▶ [The exercise] Gather all lines in the data that hold the string "content".

▶ [Data shown]

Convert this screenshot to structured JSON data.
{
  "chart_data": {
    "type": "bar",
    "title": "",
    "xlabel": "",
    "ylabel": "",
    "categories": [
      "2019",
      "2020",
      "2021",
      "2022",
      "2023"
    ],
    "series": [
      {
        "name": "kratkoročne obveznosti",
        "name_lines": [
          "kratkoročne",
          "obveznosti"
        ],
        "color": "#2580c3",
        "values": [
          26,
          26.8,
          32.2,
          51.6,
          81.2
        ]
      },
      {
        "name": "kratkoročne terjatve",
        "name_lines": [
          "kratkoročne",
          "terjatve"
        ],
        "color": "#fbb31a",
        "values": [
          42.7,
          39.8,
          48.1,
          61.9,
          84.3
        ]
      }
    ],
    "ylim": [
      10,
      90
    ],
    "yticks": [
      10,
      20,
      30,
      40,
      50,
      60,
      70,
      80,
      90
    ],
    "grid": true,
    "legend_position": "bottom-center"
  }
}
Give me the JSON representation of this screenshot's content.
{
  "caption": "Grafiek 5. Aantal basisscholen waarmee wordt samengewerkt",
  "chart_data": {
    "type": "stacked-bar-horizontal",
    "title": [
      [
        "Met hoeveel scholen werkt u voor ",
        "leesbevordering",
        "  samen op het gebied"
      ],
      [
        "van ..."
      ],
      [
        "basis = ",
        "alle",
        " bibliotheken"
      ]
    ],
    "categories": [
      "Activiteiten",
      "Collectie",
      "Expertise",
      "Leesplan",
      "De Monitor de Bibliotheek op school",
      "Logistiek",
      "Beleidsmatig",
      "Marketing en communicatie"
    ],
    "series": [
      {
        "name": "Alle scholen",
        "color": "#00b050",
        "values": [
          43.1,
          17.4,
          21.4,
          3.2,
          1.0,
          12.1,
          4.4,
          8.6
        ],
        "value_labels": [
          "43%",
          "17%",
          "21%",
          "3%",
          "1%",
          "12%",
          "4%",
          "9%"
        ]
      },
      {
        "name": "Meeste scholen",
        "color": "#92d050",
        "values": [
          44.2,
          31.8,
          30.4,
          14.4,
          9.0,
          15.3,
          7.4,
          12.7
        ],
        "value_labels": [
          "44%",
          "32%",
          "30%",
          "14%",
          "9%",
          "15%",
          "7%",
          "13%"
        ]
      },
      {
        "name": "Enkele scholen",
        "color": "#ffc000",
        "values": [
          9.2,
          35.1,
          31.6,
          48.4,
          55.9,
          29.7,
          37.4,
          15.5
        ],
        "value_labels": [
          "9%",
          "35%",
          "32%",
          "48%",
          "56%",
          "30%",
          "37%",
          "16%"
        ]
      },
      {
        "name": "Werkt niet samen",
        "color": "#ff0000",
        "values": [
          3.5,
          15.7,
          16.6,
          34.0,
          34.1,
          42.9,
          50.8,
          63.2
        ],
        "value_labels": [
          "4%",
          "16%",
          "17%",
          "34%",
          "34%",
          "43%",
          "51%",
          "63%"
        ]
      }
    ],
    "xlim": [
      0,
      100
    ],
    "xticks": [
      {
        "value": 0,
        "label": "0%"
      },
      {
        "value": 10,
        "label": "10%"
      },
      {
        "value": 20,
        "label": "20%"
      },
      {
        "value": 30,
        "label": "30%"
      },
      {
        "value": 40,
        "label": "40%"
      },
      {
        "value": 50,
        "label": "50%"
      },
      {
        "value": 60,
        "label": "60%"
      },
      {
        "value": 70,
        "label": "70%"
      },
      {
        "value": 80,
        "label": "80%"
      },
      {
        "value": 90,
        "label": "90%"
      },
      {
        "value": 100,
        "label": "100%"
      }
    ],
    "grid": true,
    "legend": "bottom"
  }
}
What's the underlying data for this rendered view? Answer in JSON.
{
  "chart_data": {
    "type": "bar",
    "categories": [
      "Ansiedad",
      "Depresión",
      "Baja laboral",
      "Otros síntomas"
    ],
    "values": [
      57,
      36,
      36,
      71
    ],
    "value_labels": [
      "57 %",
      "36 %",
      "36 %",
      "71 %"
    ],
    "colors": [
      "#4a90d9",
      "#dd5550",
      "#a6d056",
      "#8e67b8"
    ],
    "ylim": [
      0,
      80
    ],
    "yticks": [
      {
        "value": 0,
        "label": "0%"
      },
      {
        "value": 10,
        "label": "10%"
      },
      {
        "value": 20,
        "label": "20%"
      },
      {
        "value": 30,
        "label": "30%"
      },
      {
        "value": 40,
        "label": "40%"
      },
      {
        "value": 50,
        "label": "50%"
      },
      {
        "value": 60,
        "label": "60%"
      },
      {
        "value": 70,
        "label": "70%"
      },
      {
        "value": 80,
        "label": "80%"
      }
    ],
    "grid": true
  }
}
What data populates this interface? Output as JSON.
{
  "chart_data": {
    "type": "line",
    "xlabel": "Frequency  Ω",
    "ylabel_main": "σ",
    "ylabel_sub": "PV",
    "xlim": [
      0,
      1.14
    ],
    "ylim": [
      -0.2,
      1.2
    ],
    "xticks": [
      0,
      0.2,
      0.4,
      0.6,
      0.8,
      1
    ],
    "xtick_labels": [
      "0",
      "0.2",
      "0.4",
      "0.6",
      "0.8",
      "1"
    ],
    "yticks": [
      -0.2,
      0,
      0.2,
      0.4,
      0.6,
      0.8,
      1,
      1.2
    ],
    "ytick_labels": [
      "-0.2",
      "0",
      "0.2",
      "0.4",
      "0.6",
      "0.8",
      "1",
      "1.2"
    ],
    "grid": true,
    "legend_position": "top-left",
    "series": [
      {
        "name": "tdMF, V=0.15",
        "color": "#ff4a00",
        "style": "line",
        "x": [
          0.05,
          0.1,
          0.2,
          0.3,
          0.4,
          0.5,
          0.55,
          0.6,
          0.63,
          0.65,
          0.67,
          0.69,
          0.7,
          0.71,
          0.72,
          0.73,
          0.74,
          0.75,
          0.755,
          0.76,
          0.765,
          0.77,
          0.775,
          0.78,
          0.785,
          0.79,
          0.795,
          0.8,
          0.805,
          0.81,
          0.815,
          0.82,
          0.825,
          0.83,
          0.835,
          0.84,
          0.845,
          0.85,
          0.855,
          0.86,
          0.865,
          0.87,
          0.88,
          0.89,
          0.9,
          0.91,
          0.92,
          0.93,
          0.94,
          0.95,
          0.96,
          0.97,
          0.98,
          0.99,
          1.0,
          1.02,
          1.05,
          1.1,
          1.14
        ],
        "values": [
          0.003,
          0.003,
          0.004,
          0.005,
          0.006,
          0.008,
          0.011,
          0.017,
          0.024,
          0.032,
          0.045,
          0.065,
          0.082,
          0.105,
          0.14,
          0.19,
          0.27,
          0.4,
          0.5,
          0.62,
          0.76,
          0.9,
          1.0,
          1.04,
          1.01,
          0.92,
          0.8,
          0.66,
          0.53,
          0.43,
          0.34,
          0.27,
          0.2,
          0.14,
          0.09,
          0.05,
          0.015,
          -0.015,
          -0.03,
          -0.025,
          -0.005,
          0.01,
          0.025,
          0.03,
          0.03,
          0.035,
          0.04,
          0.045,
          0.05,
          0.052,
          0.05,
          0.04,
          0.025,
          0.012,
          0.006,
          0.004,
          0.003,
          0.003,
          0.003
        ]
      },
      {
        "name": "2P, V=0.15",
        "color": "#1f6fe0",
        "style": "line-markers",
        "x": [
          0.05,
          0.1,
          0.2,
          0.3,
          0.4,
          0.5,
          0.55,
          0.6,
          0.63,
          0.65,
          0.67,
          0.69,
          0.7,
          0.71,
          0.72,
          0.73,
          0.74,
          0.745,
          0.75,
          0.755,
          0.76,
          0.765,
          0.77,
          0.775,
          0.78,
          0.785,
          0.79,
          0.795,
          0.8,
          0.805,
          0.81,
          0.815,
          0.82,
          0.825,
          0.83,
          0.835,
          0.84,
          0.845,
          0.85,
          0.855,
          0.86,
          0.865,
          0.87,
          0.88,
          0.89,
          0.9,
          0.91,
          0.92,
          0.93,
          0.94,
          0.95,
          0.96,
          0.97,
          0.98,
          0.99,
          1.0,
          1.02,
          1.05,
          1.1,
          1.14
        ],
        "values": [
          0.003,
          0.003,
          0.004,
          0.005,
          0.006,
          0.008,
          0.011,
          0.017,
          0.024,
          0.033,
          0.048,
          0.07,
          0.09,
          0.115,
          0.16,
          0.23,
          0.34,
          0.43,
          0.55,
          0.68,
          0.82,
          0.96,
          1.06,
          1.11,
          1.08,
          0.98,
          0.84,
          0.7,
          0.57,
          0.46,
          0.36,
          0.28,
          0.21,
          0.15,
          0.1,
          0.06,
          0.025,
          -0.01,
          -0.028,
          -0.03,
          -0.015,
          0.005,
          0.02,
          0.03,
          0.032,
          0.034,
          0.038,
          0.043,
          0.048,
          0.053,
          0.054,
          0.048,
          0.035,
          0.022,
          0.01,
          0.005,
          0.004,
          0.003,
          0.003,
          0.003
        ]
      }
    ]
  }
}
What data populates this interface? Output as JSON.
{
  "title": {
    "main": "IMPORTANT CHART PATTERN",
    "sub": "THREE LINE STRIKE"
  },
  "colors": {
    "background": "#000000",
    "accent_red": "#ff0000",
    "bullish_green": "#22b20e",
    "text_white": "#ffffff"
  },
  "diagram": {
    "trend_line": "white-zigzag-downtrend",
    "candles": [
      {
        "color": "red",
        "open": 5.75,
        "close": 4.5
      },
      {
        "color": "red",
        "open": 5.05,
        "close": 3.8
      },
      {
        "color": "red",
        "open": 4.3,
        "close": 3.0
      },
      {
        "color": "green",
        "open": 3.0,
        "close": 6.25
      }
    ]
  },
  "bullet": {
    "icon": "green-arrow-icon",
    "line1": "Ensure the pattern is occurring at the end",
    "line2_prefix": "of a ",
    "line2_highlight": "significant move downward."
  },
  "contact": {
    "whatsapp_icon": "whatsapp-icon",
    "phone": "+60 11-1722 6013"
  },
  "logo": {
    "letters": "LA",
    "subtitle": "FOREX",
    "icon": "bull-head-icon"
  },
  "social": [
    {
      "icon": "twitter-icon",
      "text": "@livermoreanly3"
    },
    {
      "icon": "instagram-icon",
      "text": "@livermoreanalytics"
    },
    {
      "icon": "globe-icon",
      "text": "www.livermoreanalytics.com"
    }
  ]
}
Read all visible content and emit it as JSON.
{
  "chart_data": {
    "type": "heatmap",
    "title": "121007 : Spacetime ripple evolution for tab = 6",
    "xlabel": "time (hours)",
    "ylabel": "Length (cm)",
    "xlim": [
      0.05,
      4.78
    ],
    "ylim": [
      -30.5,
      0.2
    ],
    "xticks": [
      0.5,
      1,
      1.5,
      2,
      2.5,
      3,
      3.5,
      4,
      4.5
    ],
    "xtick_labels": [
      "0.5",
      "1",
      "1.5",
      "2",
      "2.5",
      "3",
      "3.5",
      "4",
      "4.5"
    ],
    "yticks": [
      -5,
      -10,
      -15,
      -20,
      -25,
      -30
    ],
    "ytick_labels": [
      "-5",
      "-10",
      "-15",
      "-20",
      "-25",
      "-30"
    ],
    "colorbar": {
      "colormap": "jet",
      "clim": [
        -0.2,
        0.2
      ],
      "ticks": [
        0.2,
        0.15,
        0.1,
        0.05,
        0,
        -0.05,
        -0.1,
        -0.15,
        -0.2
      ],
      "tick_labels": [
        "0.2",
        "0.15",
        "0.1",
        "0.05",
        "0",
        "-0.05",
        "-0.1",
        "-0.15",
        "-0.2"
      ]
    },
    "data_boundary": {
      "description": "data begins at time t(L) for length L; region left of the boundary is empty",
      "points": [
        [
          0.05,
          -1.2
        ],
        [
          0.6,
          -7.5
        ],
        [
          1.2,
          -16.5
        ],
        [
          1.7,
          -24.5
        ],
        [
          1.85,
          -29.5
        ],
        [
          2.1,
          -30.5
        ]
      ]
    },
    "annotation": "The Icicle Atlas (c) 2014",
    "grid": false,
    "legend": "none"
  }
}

▶ [Solution]
Give me the JSON representation of this screenshot's content.
Read all visible content and emit it as JSON.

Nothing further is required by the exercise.